▶ **Instructions to follow**
Transcribe all of the material exactly. Any picture in it should be left out.

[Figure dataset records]
BEGIN

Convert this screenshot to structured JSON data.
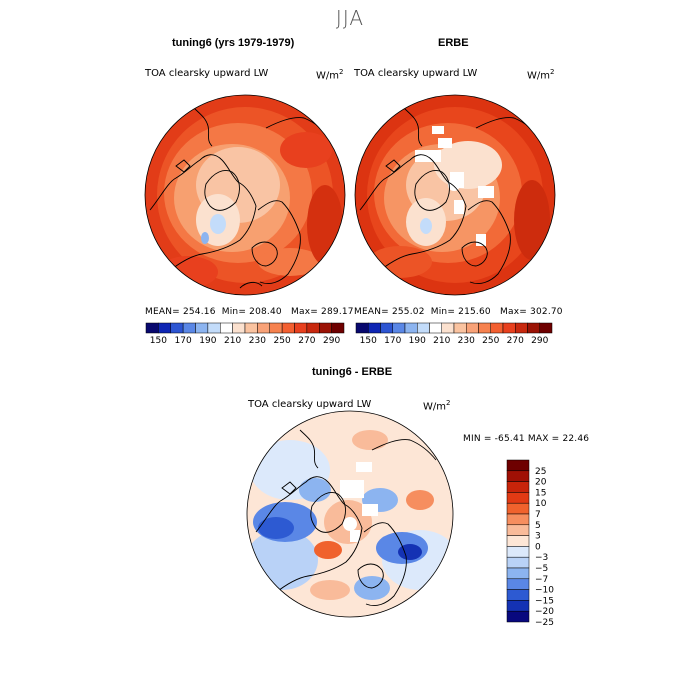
{
  "figure": {
    "season": "JJA"
  },
  "panels": [
    {
      "title": "tuning6 (yrs 1979-1979)",
      "field": "TOA clearsky upward LW",
      "units": "W/m",
      "units_exp": "2",
      "mean_label": "MEAN= 254.16",
      "min_label": "Min= 208.40",
      "max_label": "Max= 289.17"
    },
    {
      "title": "ERBE",
      "field": "TOA clearsky upward LW",
      "units": "W/m",
      "units_exp": "2",
      "mean_label": "MEAN= 255.02",
      "min_label": "Min= 215.60",
      "max_label": "Max= 302.70"
    }
  ],
  "diff_panel": {
    "title": "tuning6 - ERBE",
    "field": "TOA clearsky upward LW",
    "units": "W/m",
    "units_exp": "2",
    "minmax_label": "MIN = -65.41 MAX =  22.46"
  },
  "chart_data": [
    {
      "type": "heatmap",
      "projection": "north polar stereographic",
      "title": "tuning6 (yrs 1979-1979)",
      "variable": "TOA clearsky upward LW",
      "units": "W/m^2",
      "mean": 254.16,
      "min": 208.4,
      "max": 289.17,
      "colorbar_levels": [
        140,
        150,
        160,
        170,
        180,
        190,
        200,
        210,
        220,
        230,
        240,
        250,
        260,
        270,
        280,
        290,
        300
      ],
      "colorbar_tick_labels": [
        "150",
        "170",
        "190",
        "210",
        "230",
        "250",
        "270",
        "290"
      ]
    },
    {
      "type": "heatmap",
      "projection": "north polar stereographic",
      "title": "ERBE",
      "variable": "TOA clearsky upward LW",
      "units": "W/m^2",
      "mean": 255.02,
      "min": 215.6,
      "max": 302.7,
      "colorbar_levels": [
        140,
        150,
        160,
        170,
        180,
        190,
        200,
        210,
        220,
        230,
        240,
        250,
        260,
        270,
        280,
        290,
        300
      ],
      "colorbar_tick_labels": [
        "150",
        "170",
        "190",
        "210",
        "230",
        "250",
        "270",
        "290"
      ]
    },
    {
      "type": "heatmap",
      "projection": "north polar stereographic",
      "title": "tuning6 - ERBE",
      "variable": "TOA clearsky upward LW",
      "units": "W/m^2",
      "min": -65.41,
      "max": 22.46,
      "colorbar_levels": [
        -25,
        -20,
        -15,
        -10,
        -7,
        -5,
        -3,
        0,
        3,
        5,
        7,
        10,
        15,
        20,
        25
      ],
      "colorbar_tick_labels": [
        "25",
        "20",
        "15",
        "10",
        "7",
        "5",
        "3",
        "0",
        "−3",
        "−5",
        "−7",
        "−10",
        "−15",
        "−20",
        "−25"
      ]
    }
  ],
  "palettes": {
    "abs": [
      "#08086e",
      "#0f26b4",
      "#2d55d2",
      "#5a87e6",
      "#8cb4f0",
      "#c3dcfa",
      "#ffffff",
      "#fbe1cf",
      "#fac3a0",
      "#f8a278",
      "#f6824f",
      "#f35f30",
      "#e8401e",
      "#c8280e",
      "#9b1305",
      "#6e0000"
    ],
    "diff": [
      "#6e0000",
      "#a01005",
      "#c8240a",
      "#e23a14",
      "#f0622d",
      "#f68e5f",
      "#f9bb9a",
      "#fde6d6",
      "#dce9fb",
      "#b9d2f7",
      "#8cb4f0",
      "#5a87e6",
      "#2d5ad2",
      "#1432b4",
      "#08087e"
    ]
  }
}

END

▶ **The reply**
Convert this screenshot to structured JSON data.
{
  "figure": {
    "season": "JJA"
  },
  "panels": [
    {
      "title": "tuning6 (yrs 1979-1979)",
      "field": "TOA clearsky upward LW",
      "units": "W/m",
      "units_exp": "2",
      "mean_label": "MEAN= 254.16",
      "min_label": "Min= 208.40",
      "max_label": "Max= 289.17"
    },
    {
      "title": "ERBE",
      "field": "TOA clearsky upward LW",
      "units": "W/m",
      "units_exp": "2",
      "mean_label": "MEAN= 255.02",
      "min_label": "Min= 215.60",
      "max_label": "Max= 302.70"
    }
  ],
  "diff_panel": {
    "title": "tuning6 - ERBE",
    "field": "TOA clearsky upward LW",
    "units": "W/m",
    "units_exp": "2",
    "minmax_label": "MIN = -65.41 MAX =  22.46"
  },
  "chart_data": [
    {
      "type": "heatmap",
      "projection": "north polar stereographic",
      "title": "tuning6 (yrs 1979-1979)",
      "variable": "TOA clearsky upward LW",
      "units": "W/m^2",
      "mean": 254.16,
      "min": 208.4,
      "max": 289.17,
      "colorbar_levels": [
        140,
        150,
        160,
        170,
        180,
        190,
        200,
        210,
        220,
        230,
        240,
        250,
        260,
        270,
        280,
        290,
        300
      ],
      "colorbar_tick_labels": [
        "150",
        "170",
        "190",
        "210",
        "230",
        "250",
        "270",
        "290"
      ]
    },
    {
      "type": "heatmap",
      "projection": "north polar stereographic",
      "title": "ERBE",
      "variable": "TOA clearsky upward LW",
      "units": "W/m^2",
      "mean": 255.02,
      "min": 215.6,
      "max": 302.7,
      "colorbar_levels": [
        140,
        150,
        160,
        170,
        180,
        190,
        200,
        210,
        220,
        230,
        240,
        250,
        260,
        270,
        280,
        290,
        300
      ],
      "colorbar_tick_labels": [
        "150",
        "170",
        "190",
        "210",
        "230",
        "250",
        "270",
        "290"
      ]
    },
    {
      "type": "heatmap",
      "projection": "north polar stereographic",
      "title": "tuning6 - ERBE",
      "variable": "TOA clearsky upward LW",
      "units": "W/m^2",
      "min": -65.41,
      "max": 22.46,
      "colorbar_levels": [
        -25,
        -20,
        -15,
        -10,
        -7,
        -5,
        -3,
        0,
        3,
        5,
        7,
        10,
        15,
        20,
        25
      ],
      "colorbar_tick_labels": [
        "25",
        "20",
        "15",
        "10",
        "7",
        "5",
        "3",
        "0",
        "−3",
        "−5",
        "−7",
        "−10",
        "−15",
        "−20",
        "−25"
      ]
    }
  ],
  "palettes": {
    "abs": [
      "#08086e",
      "#0f26b4",
      "#2d55d2",
      "#5a87e6",
      "#8cb4f0",
      "#c3dcfa",
      "#ffffff",
      "#fbe1cf",
      "#fac3a0",
      "#f8a278",
      "#f6824f",
      "#f35f30",
      "#e8401e",
      "#c8280e",
      "#9b1305",
      "#6e0000"
    ],
    "diff": [
      "#6e0000",
      "#a01005",
      "#c8240a",
      "#e23a14",
      "#f0622d",
      "#f68e5f",
      "#f9bb9a",
      "#fde6d6",
      "#dce9fb",
      "#b9d2f7",
      "#8cb4f0",
      "#5a87e6",
      "#2d5ad2",
      "#1432b4",
      "#08087e"
    ]
  }
}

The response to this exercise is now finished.